- Subsidised tickets offer good value for money
- But fans complain about high food prices
- Family feel to future-focused event
Bella Raey. Nettie Honeyball. Helen Graham Matthews. Lily Parr. Gillian Coultard. Sylvia Gore.
For those new to the women’s game in England, these names will be unfamiliar to you. But each of these women is a pioneer in a sport that has enjoyed as long and storied a history as the men’s game, but with arguably more controversy and intrigue.
In her excellent book ‘The Roar of the Lionesses’, Carrie Dunn corrects a few myths about the women’s game, starting with the belief that it only really got started in England when the Football Association (FA) took control of it in 1993. In fact, women’s football was a popular alternative to the men’s version of the sport as far back as the late 19th century.
Grounds like Everton’s Goodison Park saw 53,000 at a women’s game one Boxing Day in 1920 and crowds in the tens of thousands were not uncommon elsewhere. But all that stopped when, after warning men’s teams not to play against women in 1902, the FA finally banned women’s football outright in 1921, saying that “football is quite unsuitable for females and ought not to be encouraged.”
Happily, these are different times and the FA is determinedly pursuing a strategy aimed at doubling female participation in football by 2020. To my eyes, at least, it seems to be working. At a recent Durham Women FC game, I watched 200 young girls play in a pre-match tournament before a Spring Series game that attracted 561 spectators – and this for a club that was only founded four years ago.
So being present at the showpiece occasion of the domestic women’s game – the SSE Women's FA Cup Final – was going to be difficult to resist. I bought my tickets.
PICTURE: Wembley Way (Mark Bradley)
As a friend in the men’s game told me recently, price is not a strong driver of attendance and support, but if it’s pitched correctly, it can lead to people coming without skepticism and with open minds. If this is true, then the cost of £15 (€17.70/$19.40) for an adult to attend the biggest fixture in the women’s domestic game (subsidised by FA partner SSE) represents fantastic value for money, especially when kids come for free and concessions cost a fiver.
Looking back, I noticed that the attendance at the first SSE Women’s FA Cup Final to be held at Wembley in 2015 was 30,710, but this increased to 32,912 a year later. For my first experience of the showpiece occasion of the game, I was among more than 35,000 fans – definitely ‘suitable’ and certainly ‘to be encouraged’.
I was planning to drive to Wembley Stadium, but as the cost of parking (£20) was more than the match ticket itself, I opted to park in Harrow, where I used to live, and use the Metropolitan Line to take me on London Underground to Wembley Park station, with the famous view up towards the stadium.
PICTURE: Outside Wembley Stadium (Mark Bradley)
Walking up Wembley Way, I was struck by how different the pre-match atmosphere was from previous visits (when, on one occasion, I was in danger of being struck by another fan). But on this occasion the presence of dozens of girls’ football clubs, coaches and parents, lining up for photos, conveyed something of the USP of the women’s game.

Request A
Set down the Women's FA Cup article between "Happily, these are" and "four years ago.", inclusive.
Request B
Report each line of the records that contains the string "Text", treating case as significant.
The records that come next are unrelated to the Women's FA Cup article.

Information provided
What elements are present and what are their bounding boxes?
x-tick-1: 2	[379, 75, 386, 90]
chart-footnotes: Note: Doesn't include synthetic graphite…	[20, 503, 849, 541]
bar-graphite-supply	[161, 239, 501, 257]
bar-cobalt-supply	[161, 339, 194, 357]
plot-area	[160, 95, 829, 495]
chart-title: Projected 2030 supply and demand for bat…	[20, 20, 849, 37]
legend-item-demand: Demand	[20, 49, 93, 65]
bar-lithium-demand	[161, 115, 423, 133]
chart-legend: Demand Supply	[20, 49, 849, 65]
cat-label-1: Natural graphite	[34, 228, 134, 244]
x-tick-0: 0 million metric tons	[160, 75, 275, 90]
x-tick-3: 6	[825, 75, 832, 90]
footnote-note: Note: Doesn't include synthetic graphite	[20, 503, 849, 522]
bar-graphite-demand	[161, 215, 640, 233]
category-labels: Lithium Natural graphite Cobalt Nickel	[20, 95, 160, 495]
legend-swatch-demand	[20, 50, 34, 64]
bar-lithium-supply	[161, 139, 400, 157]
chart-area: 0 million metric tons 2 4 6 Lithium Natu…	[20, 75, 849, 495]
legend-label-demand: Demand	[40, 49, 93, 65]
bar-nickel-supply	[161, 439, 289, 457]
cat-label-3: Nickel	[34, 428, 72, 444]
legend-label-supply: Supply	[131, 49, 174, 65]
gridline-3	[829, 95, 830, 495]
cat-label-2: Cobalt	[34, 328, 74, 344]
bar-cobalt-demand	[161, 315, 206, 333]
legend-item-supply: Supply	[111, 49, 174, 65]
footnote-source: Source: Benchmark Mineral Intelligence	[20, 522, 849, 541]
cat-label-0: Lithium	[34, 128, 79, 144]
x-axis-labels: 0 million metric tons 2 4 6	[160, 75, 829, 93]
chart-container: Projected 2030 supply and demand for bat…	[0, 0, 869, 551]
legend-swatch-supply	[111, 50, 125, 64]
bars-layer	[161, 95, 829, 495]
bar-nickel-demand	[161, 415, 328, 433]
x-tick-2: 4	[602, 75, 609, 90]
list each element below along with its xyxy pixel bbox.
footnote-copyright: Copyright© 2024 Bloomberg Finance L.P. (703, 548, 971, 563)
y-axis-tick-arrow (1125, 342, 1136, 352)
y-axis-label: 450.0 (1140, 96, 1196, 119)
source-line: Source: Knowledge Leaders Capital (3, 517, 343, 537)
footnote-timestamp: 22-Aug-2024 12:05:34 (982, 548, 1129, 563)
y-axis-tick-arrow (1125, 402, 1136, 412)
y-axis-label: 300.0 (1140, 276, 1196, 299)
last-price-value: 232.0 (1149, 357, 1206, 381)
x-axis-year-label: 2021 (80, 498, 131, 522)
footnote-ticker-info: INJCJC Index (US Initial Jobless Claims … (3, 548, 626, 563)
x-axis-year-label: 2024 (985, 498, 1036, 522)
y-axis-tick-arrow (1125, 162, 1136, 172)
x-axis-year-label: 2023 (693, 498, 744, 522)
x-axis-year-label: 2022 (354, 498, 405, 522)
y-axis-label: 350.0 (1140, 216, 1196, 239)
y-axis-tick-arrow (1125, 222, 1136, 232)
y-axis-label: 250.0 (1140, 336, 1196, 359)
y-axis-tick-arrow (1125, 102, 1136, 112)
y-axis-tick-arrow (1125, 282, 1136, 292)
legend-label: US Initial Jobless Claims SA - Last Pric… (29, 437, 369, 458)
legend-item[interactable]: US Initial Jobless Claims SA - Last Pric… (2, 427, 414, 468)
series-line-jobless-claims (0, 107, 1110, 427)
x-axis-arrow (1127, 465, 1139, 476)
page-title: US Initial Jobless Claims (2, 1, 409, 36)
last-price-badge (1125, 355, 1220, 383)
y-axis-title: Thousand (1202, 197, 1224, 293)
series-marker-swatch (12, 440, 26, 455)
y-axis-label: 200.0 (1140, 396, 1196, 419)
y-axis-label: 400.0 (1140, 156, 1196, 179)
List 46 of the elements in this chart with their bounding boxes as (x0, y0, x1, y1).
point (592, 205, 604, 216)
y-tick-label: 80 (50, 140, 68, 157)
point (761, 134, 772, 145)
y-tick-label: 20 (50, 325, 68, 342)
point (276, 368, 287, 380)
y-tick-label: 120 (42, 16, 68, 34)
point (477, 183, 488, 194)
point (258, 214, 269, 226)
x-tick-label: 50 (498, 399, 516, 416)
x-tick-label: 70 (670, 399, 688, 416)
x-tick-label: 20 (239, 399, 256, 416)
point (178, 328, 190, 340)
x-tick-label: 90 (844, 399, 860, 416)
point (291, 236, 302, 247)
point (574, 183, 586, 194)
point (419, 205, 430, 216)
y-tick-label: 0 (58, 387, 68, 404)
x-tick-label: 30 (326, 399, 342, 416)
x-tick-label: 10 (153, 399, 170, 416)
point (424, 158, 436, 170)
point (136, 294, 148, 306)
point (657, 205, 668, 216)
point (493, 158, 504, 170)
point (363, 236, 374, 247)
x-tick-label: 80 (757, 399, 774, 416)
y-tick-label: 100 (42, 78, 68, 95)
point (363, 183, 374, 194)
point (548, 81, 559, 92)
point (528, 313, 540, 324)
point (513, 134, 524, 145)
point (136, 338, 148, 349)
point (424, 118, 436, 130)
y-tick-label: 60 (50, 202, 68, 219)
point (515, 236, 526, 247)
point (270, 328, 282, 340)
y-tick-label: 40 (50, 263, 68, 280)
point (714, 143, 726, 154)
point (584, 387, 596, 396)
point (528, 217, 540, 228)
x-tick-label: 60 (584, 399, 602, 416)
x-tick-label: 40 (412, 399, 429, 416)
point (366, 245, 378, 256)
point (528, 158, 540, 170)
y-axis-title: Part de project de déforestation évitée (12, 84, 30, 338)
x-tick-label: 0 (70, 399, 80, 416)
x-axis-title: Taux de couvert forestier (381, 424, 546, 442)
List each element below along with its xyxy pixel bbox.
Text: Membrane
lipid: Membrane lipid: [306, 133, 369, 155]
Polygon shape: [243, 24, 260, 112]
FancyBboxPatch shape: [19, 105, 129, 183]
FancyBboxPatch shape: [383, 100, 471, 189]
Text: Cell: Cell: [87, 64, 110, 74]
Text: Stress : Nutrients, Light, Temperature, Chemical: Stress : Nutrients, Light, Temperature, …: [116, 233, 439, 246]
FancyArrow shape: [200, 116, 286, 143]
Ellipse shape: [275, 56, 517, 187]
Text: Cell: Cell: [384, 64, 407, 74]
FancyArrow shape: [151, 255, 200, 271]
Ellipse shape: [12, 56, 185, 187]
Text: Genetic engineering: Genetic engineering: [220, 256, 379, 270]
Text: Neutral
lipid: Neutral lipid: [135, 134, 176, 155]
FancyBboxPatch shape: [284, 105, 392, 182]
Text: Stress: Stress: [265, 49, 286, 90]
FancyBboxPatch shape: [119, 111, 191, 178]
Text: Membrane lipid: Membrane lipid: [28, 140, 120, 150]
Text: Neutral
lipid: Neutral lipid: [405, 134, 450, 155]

Expected output A
Happily, these are different times and the FA is determinedly pursuing a strategy aimed at doubling female participation in football by 2020. To my eyes, at least, it seems to be working. At a recent Durham Women FC game, I watched 200 young girls play in a pre-match tournament before a Spring Series game that attracted 561 spectators – and this for a club that was only founded four years ago.

Expected output B
Text: Membrane
Text: Cell: Cell: [87, 64, 110, 74]
Text: Stress : Nutrients, Light, Temperature, Chemical: Stress : Nutrients, Light, Temperature, …: [116, 233, 439, 246]
Text: Cell: Cell: [384, 64, 407, 74]
Text: Genetic engineering: Genetic engineering: [220, 256, 379, 270]
Text: Neutral
Text: Stress: Stress: [265, 49, 286, 90]
Text: Membrane lipid: Membrane lipid: [28, 140, 120, 150]
Text: Neutral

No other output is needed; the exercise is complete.